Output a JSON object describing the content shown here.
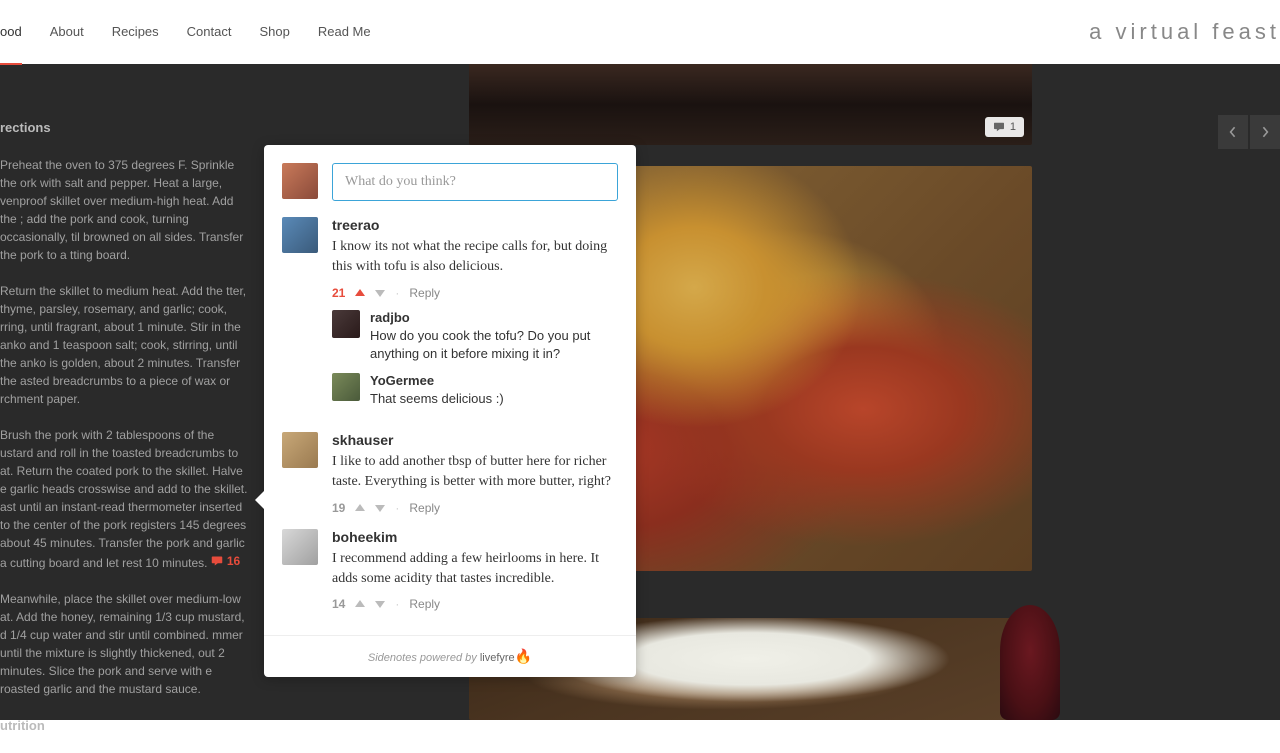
{
  "nav": {
    "items": [
      "ood",
      "About",
      "Recipes",
      "Contact",
      "Shop",
      "Read Me"
    ],
    "active_index": 0
  },
  "brand": "a virtual feast",
  "hero_badge": "1",
  "directions": {
    "heading": "rections",
    "p1": "Preheat the oven to 375 degrees F. Sprinkle the ork with salt and pepper. Heat a large, venproof skillet over medium-high heat. Add the ; add the pork and cook, turning occasionally, til browned on all sides. Transfer the pork to a tting board.",
    "p2": "Return the skillet to medium heat. Add the tter, thyme, parsley, rosemary, and garlic; cook, rring, until fragrant, about 1 minute. Stir in the anko and 1 teaspoon salt; cook, stirring, until the anko is golden, about 2 minutes. Transfer the asted breadcrumbs to a piece of wax or rchment paper.",
    "p3": "Brush the pork with 2 tablespoons of the ustard and roll in the toasted breadcrumbs to at. Return the coated pork to the skillet. Halve e garlic heads crosswise and add to the skillet. ast until an instant-read thermometer inserted to the center of the pork registers 145 degrees about 45 minutes. Transfer the pork and garlic a cutting board and let rest 10 minutes.",
    "p3_count": "16",
    "p4": "Meanwhile, place the skillet over medium-low at. Add the honey, remaining 1/3 cup mustard, d 1/4 cup water and stir until combined. mmer until the mixture is slightly thickened, out 2 minutes. Slice the pork and serve with e roasted garlic and the mustard sauce.",
    "nutrition_heading": "utrition"
  },
  "sidenote": {
    "input_placeholder": "What do you think?",
    "footer_prefix": "Sidenotes powered by",
    "footer_brand": "livefyre",
    "reply_label": "Reply",
    "comments": [
      {
        "user": "treerao",
        "text": "I know its not what the recipe calls for, but doing this with tofu is also delicious.",
        "votes": "21",
        "replies": [
          {
            "user": "radjbo",
            "text": "How do you cook the tofu? Do you put anything on it before mixing it in?"
          },
          {
            "user": "YoGermee",
            "text": "That seems delicious :)"
          }
        ]
      },
      {
        "user": "skhauser",
        "text": "I like to add another tbsp of butter here for richer taste. Everything is better with more butter, right?",
        "votes": "19",
        "replies": []
      },
      {
        "user": "boheekim",
        "text": "I recommend adding a few heirlooms in here. It adds some acidity that tastes incredible.",
        "votes": "14",
        "replies": []
      }
    ]
  }
}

==*==

- AIM:
Copy all lines above containing the string "delicious".

- FULL ANSWER:
        "text": "I know its not what the recipe calls for, but doing this with tofu is also delicious.",
            "text": "That seems delicious :)"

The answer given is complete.